### Exercise details
Pull each line holding "stimuleren" out of the entries below.

### Provided entries
■ ■ ■ ■
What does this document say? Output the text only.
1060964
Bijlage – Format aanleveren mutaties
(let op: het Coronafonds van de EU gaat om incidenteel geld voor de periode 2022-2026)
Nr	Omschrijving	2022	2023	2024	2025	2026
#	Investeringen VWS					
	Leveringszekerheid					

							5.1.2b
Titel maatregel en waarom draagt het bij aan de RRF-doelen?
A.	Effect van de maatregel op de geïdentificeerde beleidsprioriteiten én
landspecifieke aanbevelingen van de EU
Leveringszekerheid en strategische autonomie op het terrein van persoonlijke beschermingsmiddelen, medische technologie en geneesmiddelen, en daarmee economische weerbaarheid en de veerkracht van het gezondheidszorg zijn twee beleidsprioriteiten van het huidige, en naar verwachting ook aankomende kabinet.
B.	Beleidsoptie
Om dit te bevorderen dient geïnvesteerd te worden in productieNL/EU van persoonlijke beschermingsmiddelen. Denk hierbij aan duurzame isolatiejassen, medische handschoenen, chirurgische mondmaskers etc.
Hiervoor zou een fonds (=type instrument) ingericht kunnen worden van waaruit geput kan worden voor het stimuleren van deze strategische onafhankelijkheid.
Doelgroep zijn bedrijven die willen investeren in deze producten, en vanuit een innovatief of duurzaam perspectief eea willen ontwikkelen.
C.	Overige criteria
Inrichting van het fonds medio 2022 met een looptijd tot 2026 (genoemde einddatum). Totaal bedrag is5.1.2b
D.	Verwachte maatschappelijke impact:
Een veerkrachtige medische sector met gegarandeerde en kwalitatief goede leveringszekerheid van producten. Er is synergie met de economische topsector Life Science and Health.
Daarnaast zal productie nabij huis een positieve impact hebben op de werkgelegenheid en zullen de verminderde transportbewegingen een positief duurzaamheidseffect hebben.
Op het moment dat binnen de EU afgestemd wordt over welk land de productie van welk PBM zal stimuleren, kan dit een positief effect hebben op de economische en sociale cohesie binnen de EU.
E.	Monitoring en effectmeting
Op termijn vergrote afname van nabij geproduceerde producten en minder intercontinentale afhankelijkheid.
■ ■ ■ ■
### Answer for this exercise
Hiervoor zou een fonds (=type instrument) ingericht kunnen worden van waaruit geput kan worden voor het stimuleren van deze strategische onafhankelijkheid.
Op het moment dat binnen de EU afgestemd wordt over welk land de productie van welk PBM zal stimuleren, kan dit een positief effect hebben op de economische en sociale cohesie binnen de EU.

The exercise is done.